What the task asks:
Look through the material and copy each line holding "icon".
╭─ Given entries
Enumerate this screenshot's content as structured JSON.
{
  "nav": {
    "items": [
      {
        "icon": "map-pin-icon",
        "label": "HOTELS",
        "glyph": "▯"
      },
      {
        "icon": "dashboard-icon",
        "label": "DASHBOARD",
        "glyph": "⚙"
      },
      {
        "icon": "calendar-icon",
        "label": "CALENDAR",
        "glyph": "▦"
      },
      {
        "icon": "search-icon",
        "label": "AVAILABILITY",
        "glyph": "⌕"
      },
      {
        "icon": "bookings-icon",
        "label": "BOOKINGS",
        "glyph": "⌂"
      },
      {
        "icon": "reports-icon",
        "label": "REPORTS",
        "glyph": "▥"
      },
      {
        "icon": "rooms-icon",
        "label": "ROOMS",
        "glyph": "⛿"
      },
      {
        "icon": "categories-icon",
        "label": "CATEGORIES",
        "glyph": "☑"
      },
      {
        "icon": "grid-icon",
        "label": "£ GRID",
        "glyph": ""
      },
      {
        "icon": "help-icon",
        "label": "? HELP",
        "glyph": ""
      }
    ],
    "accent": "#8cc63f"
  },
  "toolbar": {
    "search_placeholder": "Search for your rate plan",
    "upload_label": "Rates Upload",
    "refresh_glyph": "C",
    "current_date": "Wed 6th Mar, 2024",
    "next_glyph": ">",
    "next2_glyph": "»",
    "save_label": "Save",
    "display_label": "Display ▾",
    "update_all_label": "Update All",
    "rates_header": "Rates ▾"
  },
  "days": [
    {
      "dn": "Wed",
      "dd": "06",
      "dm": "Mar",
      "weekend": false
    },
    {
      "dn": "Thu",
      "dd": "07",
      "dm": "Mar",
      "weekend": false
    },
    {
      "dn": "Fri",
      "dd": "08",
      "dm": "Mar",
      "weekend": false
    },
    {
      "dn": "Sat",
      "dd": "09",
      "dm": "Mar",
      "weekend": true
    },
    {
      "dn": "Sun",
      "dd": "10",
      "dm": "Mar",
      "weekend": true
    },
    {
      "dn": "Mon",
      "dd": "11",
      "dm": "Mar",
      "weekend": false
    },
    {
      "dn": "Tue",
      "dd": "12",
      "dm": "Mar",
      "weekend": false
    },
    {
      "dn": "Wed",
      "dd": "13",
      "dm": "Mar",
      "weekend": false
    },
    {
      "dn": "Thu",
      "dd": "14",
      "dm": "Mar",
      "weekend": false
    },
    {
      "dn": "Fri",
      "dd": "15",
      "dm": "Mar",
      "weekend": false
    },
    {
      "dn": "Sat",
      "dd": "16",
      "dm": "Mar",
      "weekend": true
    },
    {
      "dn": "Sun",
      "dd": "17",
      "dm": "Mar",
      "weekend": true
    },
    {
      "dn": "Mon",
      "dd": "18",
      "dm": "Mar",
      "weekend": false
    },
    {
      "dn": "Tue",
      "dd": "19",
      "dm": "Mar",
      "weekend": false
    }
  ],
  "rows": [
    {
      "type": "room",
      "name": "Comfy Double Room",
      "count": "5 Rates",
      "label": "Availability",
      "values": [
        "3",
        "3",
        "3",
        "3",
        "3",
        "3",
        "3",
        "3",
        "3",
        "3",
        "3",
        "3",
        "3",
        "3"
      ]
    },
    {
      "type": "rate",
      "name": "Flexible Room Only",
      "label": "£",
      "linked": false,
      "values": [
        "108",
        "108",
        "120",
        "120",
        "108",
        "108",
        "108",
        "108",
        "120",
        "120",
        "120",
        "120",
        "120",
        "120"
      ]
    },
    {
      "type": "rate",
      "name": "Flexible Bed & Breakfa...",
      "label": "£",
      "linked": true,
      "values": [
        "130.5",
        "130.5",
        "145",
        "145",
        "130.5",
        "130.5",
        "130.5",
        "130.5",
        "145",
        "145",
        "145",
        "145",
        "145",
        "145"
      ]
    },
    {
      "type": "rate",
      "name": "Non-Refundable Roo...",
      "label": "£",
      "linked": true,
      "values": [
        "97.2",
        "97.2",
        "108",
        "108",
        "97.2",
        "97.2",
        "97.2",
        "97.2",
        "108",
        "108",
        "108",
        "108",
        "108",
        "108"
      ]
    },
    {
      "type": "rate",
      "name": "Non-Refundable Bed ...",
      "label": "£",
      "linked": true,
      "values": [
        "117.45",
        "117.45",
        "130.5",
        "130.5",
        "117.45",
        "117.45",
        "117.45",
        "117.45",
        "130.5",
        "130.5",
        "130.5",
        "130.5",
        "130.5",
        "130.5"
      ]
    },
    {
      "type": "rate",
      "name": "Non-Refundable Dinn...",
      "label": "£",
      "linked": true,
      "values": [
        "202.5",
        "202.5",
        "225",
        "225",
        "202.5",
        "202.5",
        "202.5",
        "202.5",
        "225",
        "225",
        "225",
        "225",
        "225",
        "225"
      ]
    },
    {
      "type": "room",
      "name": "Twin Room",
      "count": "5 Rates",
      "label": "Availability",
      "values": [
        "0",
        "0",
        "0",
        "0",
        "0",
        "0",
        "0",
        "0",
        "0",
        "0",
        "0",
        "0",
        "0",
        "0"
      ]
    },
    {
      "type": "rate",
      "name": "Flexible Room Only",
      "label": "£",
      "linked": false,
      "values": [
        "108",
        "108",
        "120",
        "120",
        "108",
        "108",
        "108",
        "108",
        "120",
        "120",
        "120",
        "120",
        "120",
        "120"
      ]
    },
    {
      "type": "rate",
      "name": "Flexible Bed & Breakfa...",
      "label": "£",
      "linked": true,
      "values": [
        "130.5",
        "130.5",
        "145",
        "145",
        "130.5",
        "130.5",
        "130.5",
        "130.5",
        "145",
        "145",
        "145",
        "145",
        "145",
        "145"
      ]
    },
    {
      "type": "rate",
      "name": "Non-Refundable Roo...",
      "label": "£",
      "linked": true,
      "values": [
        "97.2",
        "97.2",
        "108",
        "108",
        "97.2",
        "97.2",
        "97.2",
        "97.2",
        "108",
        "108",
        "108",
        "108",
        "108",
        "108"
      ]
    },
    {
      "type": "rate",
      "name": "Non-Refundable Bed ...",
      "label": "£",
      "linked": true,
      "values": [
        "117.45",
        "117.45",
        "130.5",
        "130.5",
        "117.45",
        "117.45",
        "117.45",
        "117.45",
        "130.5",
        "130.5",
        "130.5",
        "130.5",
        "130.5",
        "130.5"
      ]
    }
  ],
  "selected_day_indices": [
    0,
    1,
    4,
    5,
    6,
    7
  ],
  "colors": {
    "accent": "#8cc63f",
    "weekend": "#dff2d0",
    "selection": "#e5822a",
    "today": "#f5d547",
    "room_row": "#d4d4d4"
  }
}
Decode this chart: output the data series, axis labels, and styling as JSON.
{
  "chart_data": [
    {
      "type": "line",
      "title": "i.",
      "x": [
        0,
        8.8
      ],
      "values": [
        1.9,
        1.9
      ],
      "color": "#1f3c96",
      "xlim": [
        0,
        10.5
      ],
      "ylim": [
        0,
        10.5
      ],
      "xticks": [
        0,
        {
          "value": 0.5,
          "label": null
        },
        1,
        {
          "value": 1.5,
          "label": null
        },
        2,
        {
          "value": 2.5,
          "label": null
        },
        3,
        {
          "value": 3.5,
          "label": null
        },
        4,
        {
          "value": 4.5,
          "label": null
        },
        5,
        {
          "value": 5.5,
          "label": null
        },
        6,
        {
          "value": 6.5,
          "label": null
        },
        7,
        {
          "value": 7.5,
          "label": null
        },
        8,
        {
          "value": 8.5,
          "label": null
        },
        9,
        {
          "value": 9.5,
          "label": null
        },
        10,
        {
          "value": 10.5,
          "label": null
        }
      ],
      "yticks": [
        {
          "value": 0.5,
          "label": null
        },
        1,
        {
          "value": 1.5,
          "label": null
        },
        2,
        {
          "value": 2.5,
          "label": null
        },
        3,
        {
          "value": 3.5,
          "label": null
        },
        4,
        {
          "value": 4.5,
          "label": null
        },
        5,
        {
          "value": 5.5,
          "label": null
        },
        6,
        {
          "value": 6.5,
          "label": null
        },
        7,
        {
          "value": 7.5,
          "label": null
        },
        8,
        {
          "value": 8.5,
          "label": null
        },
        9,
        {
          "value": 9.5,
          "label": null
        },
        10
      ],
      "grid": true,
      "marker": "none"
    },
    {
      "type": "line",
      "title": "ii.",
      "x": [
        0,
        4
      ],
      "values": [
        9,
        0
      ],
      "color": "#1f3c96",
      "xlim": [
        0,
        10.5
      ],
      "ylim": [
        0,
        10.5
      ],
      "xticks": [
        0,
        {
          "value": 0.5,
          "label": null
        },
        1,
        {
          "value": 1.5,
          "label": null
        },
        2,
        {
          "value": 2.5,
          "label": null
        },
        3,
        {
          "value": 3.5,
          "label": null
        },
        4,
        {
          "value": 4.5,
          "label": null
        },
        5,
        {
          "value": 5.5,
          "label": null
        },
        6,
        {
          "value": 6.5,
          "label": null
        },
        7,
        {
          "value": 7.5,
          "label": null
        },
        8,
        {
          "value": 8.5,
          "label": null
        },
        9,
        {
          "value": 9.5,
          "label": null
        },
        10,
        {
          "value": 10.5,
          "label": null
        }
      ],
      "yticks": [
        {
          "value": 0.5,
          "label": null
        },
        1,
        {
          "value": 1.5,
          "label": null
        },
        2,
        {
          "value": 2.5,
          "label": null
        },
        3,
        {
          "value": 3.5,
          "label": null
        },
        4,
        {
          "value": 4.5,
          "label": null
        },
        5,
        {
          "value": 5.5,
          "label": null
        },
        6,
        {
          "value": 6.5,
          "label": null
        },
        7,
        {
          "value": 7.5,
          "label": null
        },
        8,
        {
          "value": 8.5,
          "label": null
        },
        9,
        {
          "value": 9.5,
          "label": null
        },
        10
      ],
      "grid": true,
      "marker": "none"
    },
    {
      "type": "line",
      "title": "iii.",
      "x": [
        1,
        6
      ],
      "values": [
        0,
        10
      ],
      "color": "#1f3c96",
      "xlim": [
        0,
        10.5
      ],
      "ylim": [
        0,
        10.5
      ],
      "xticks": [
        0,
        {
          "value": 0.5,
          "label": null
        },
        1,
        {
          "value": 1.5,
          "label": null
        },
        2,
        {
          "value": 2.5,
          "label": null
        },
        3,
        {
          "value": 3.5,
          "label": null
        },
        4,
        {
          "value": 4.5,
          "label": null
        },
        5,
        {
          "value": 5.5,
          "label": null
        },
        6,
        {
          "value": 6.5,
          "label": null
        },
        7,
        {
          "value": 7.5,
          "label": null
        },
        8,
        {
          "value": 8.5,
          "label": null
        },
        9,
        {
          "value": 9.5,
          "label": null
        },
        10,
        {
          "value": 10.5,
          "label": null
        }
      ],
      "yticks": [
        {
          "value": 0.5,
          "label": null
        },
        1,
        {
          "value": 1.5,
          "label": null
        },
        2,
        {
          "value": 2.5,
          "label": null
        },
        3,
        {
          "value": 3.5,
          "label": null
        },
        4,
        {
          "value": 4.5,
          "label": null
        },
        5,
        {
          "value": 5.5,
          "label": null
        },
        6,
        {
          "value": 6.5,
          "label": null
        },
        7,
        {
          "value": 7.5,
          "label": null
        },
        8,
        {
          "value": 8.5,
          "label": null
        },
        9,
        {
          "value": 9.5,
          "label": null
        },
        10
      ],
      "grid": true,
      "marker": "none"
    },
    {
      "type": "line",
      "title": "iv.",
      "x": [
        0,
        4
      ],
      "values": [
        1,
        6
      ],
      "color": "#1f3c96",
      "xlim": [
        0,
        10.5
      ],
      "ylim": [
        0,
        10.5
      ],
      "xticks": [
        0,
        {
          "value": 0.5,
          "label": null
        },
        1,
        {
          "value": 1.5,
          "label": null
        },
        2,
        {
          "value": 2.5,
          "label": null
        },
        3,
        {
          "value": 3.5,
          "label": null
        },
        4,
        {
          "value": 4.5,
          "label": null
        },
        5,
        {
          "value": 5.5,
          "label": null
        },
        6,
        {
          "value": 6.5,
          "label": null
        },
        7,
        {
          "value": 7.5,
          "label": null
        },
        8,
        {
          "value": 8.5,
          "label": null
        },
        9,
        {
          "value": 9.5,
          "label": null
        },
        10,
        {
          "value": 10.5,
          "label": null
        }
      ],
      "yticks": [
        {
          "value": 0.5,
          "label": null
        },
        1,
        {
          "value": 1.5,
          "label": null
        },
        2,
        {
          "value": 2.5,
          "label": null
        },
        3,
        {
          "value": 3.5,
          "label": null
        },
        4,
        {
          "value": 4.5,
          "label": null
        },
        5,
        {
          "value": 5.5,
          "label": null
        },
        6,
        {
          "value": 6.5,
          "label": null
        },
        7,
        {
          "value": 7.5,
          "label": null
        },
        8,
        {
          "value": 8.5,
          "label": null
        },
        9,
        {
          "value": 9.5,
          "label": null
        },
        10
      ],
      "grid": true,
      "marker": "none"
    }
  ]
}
╰─
Result below:
        "icon": "map-pin-icon",
        "icon": "dashboard-icon",
        "icon": "calendar-icon",
        "icon": "search-icon",
        "icon": "bookings-icon",
        "icon": "reports-icon",
        "icon": "rooms-icon",
        "icon": "categories-icon",
        "icon": "grid-icon",
        "icon": "help-icon",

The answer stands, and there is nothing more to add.